» Task requirements
Hunt for the word "recibidos" across the entries below, copying each line that holds it.

» Information given
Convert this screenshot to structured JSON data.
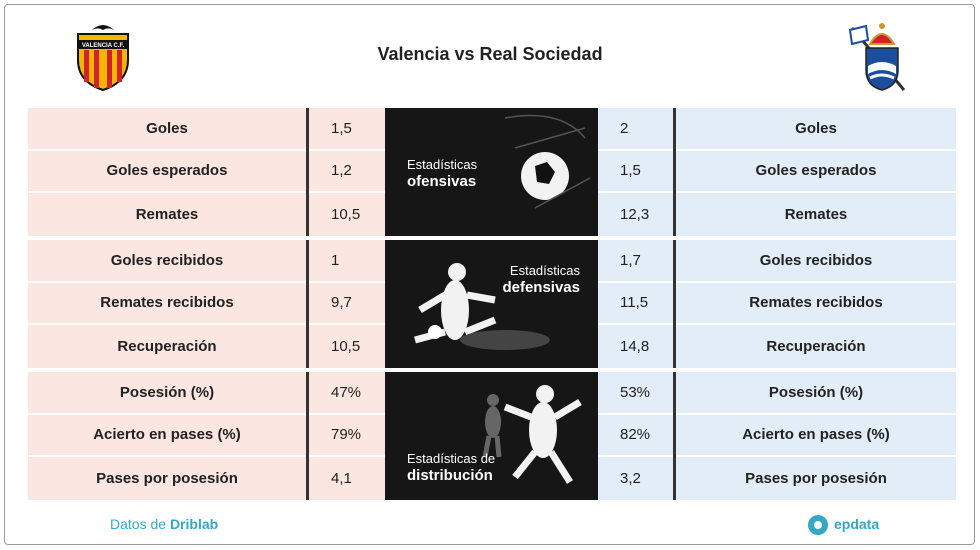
{
  "header": {
    "title": "Valencia vs Real Sociedad",
    "home_badge": "VALENCIA C.F."
  },
  "sections": [
    {
      "label_top": "Estadísticas",
      "label_bottom": "ofensivas",
      "rows": [
        {
          "stat": "Goles",
          "home": "1,5",
          "away": "2"
        },
        {
          "stat": "Goles esperados",
          "home": "1,2",
          "away": "1,5"
        },
        {
          "stat": "Remates",
          "home": "10,5",
          "away": "12,3"
        }
      ]
    },
    {
      "label_top": "Estadísticas",
      "label_bottom": "defensivas",
      "rows": [
        {
          "stat": "Goles recibidos",
          "home": "1",
          "away": "1,7"
        },
        {
          "stat": "Remates recibidos",
          "home": "9,7",
          "away": "11,5"
        },
        {
          "stat": "Recuperación",
          "home": "10,5",
          "away": "14,8"
        }
      ]
    },
    {
      "label_top": "Estadísticas de",
      "label_bottom": "distribución",
      "rows": [
        {
          "stat": "Posesión (%)",
          "home": "47%",
          "away": "53%"
        },
        {
          "stat": "Acierto en pases (%)",
          "home": "79%",
          "away": "82%"
        },
        {
          "stat": "Pases por posesión",
          "home": "4,1",
          "away": "3,2"
        }
      ]
    }
  ],
  "footer": {
    "source_prefix": "Datos de",
    "source_name": "Driblab",
    "brand": "epdata"
  }
}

» Response to the exercise
          "stat": "Goles recibidos",
          "stat": "Remates recibidos",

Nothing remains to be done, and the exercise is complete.